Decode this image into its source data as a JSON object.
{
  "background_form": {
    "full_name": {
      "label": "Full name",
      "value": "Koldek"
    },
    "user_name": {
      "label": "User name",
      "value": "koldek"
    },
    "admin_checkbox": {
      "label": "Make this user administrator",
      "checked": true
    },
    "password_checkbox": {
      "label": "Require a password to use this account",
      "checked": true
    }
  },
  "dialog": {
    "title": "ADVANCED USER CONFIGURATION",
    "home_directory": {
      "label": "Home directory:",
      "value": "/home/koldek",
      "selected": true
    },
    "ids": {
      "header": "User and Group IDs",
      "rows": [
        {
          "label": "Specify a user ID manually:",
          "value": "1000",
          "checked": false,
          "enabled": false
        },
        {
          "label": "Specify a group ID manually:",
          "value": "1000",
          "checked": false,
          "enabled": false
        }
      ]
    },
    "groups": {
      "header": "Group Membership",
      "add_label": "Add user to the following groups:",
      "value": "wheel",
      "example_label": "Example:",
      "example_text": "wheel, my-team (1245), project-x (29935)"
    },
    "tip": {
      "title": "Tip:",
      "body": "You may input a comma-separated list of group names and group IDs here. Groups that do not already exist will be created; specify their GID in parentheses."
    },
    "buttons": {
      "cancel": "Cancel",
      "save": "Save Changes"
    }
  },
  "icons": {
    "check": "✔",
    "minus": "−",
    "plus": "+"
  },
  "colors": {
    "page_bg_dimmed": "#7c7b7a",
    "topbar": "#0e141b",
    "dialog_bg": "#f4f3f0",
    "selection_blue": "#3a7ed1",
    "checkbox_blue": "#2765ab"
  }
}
§ §
INSTRUCTION:
Would you reproduce all the entries exactly?

FULL ANSWER:
Decode this image into its source data as a JSON object.
{
  "background_form": {
    "full_name": {
      "label": "Full name",
      "value": "Koldek"
    },
    "user_name": {
      "label": "User name",
      "value": "koldek"
    },
    "admin_checkbox": {
      "label": "Make this user administrator",
      "checked": true
    },
    "password_checkbox": {
      "label": "Require a password to use this account",
      "checked": true
    }
  },
  "dialog": {
    "title": "ADVANCED USER CONFIGURATION",
    "home_directory": {
      "label": "Home directory:",
      "value": "/home/koldek",
      "selected": true
    },
    "ids": {
      "header": "User and Group IDs",
      "rows": [
        {
          "label": "Specify a user ID manually:",
          "value": "1000",
          "checked": false,
          "enabled": false
        },
        {
          "label": "Specify a group ID manually:",
          "value": "1000",
          "checked": false,
          "enabled": false
        }
      ]
    },
    "groups": {
      "header": "Group Membership",
      "add_label": "Add user to the following groups:",
      "value": "wheel",
      "example_label": "Example:",
      "example_text": "wheel, my-team (1245), project-x (29935)"
    },
    "tip": {
      "title": "Tip:",
      "body": "You may input a comma-separated list of group names and group IDs here. Groups that do not already exist will be created; specify their GID in parentheses."
    },
    "buttons": {
      "cancel": "Cancel",
      "save": "Save Changes"
    }
  },
  "icons": {
    "check": "✔",
    "minus": "−",
    "plus": "+"
  },
  "colors": {
    "page_bg_dimmed": "#7c7b7a",
    "topbar": "#0e141b",
    "dialog_bg": "#f4f3f0",
    "selection_blue": "#3a7ed1",
    "checkbox_blue": "#2765ab"
  }
}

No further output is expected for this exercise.